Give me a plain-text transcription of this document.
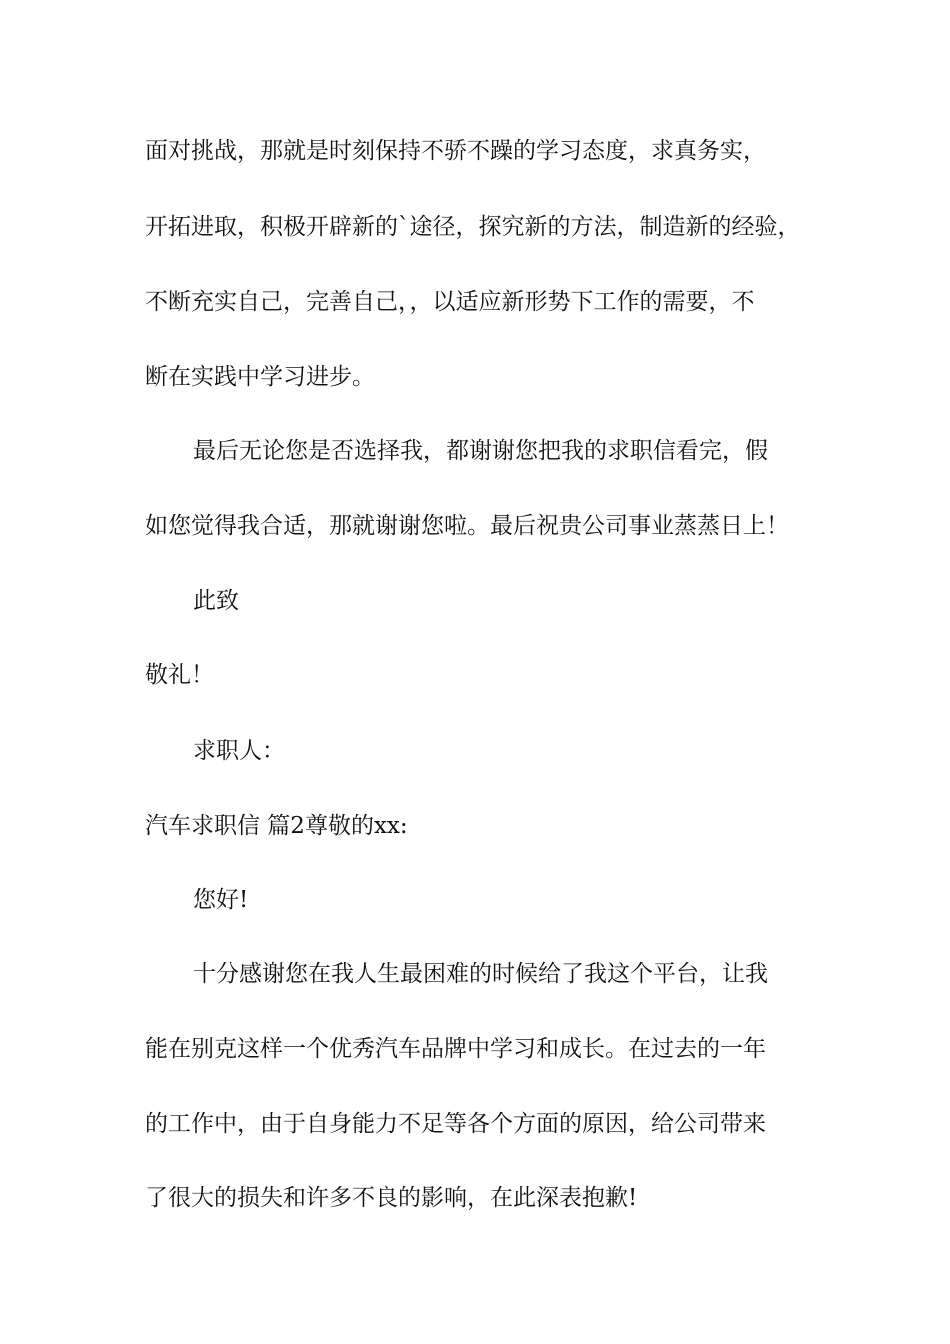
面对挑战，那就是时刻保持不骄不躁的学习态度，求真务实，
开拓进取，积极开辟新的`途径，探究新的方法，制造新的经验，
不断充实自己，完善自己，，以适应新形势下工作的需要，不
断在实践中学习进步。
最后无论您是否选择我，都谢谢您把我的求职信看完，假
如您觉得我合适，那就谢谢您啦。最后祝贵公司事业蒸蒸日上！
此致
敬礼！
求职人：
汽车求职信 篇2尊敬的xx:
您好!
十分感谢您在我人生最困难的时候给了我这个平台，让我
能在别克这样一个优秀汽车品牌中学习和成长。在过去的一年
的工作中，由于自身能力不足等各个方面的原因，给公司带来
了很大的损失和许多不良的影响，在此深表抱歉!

....

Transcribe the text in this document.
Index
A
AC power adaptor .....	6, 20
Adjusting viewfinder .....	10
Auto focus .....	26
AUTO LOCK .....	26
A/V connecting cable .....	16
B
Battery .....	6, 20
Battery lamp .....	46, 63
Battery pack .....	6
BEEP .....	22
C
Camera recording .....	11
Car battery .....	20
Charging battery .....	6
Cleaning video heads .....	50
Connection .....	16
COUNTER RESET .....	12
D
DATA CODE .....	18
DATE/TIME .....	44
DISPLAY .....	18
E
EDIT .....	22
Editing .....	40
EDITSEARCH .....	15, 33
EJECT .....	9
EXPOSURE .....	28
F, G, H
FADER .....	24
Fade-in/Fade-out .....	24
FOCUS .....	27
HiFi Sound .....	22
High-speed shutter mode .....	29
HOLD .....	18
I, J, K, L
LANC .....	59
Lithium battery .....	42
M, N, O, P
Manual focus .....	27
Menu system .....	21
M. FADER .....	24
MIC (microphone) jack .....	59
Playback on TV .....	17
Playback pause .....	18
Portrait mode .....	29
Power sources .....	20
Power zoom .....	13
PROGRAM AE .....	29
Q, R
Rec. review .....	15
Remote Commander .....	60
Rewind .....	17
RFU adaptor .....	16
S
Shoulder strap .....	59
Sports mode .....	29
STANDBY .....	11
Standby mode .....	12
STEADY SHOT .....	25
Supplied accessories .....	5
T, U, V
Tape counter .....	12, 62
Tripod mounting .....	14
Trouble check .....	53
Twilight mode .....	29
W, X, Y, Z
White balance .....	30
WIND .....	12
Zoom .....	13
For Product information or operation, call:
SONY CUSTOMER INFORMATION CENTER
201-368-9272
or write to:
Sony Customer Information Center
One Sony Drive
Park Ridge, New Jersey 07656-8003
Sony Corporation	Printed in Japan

....

Check each line above for the string "document", then copy the ones that have it.

Give me a plain-text transcription of this document.
Transcribe the text in this document.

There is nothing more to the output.